What is asked: Output each entry below as it stands, leaving out every picture.

Records

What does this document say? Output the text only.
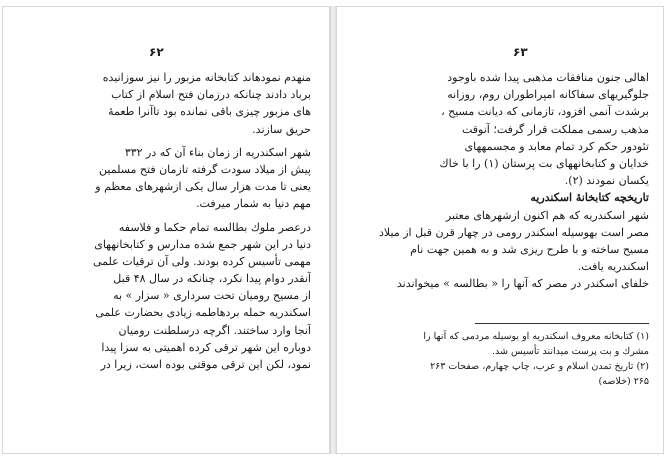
۶۲
منهدم نمودهاند کتابخانه مزبور را نیز سوزانیده
برباد دادند چنانکه درزمان فتح اسلام از کتاب
های مزبور چیزی باقی نمانده بود تاآنرا طعمۀ
حریق سازند.
شهر اسکندریه از زمان بناء آن که در ۳۳۲
پیش از میلاد سودت گرفته تازمان فتح مسلمین
یعنی تا مدت هزار سال یکی ازشهرهای معظم و
مهم دنیا به شمار میرفت.
درعصر ملوك بطالسه تمام حکما و فلاسفه
دنیا در این شهر جمع شده مدارس و کتابخانههای
مهمی تأسیس کرده بودند. ولی آن ترقیات علمی
آنقدر دوام پیدا نکرد، چنانکه در سال ۴۸ قبل
از مسیح رومیان تحت سرداری « سزار » به
اسکندریه حمله بردهاطمه زیادی بحضارت علمی
آنجا وارد ساختند. اگرچه درسلطنت رومیان
دوباره این شهر ترقی کرده اهمیتی به سزا پیدا
نمود، لکن این ترقی موقتی بوده است، زیرا در
۶۳
اهالی جنون منافقات مذهبی پیدا شده باوجود
جلوگیریهای سفاکانه امپراطوران روم، روزانه
برشدت آنمی افزود، تازمانی که دیانت مسیح ،
مذهب رسمی مملکت قرار گرفت؛ آنوقت
تئودور حکم کرد تمام معابد و مجسمههای
خدایان و کتابخانههای بت پرستان (۱) را با خاك
یکسان نمودند (۲).
تاریخچه کتابخانهٔ اسکندریه
شهر اسکندریه که هم اکنون ازشهرهای معتبر
مصر است بهوسیله اسکندر رومی در چهار قرن قبل از میلاد
مسیح ساخته و با طرح ریزی شد و به همین جهت نام
اسکندریه یافت.
خلفای اسکندر در مصر که آنها را « بطالسه » میخواندند
(۱) کتابخانه معروف اسکندریه او بوسیله مردمی که آنها را
مشرك و بت پرست میدانند تأسیس شد.
(۲) تاریخ تمدن اسلام و عرب، چاپ چهارم، صفحات ۲۶۳
۲۶۵ (خلاصه)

Final result:
What does this document say? Output the text only.
۶۲
منهدم نمودهاند کتابخانه مزبور را نیز سوزانیده
برباد دادند چنانکه درزمان فتح اسلام از کتاب
های مزبور چیزی باقی نمانده بود تاآنرا طعمۀ
حریق سازند.
شهر اسکندریه از زمان بناء آن که در ۳۳۲
پیش از میلاد سودت گرفته تازمان فتح مسلمین
یعنی تا مدت هزار سال یکی ازشهرهای معظم و
مهم دنیا به شمار میرفت.
درعصر ملوك بطالسه تمام حکما و فلاسفه
دنیا در این شهر جمع شده مدارس و کتابخانههای
مهمی تأسیس کرده بودند. ولی آن ترقیات علمی
آنقدر دوام پیدا نکرد، چنانکه در سال ۴۸ قبل
از مسیح رومیان تحت سرداری « سزار » به
اسکندریه حمله بردهاطمه زیادی بحضارت علمی
آنجا وارد ساختند. اگرچه درسلطنت رومیان
دوباره این شهر ترقی کرده اهمیتی به سزا پیدا
نمود، لکن این ترقی موقتی بوده است، زیرا در
۶۳
اهالی جنون منافقات مذهبی پیدا شده باوجود
جلوگیریهای سفاکانه امپراطوران روم، روزانه
برشدت آنمی افزود، تازمانی که دیانت مسیح ،
مذهب رسمی مملکت قرار گرفت؛ آنوقت
تئودور حکم کرد تمام معابد و مجسمههای
خدایان و کتابخانههای بت پرستان (۱) را با خاك
یکسان نمودند (۲).
تاریخچه کتابخانهٔ اسکندریه
شهر اسکندریه که هم اکنون ازشهرهای معتبر
مصر است بهوسیله اسکندر رومی در چهار قرن قبل از میلاد
مسیح ساخته و با طرح ریزی شد و به همین جهت نام
اسکندریه یافت.
خلفای اسکندر در مصر که آنها را « بطالسه » میخواندند
(۱) کتابخانه معروف اسکندریه او بوسیله مردمی که آنها را
مشرك و بت پرست میدانند تأسیس شد.
(۲) تاریخ تمدن اسلام و عرب، چاپ چهارم، صفحات ۲۶۳
۲۶۵ (خلاصه)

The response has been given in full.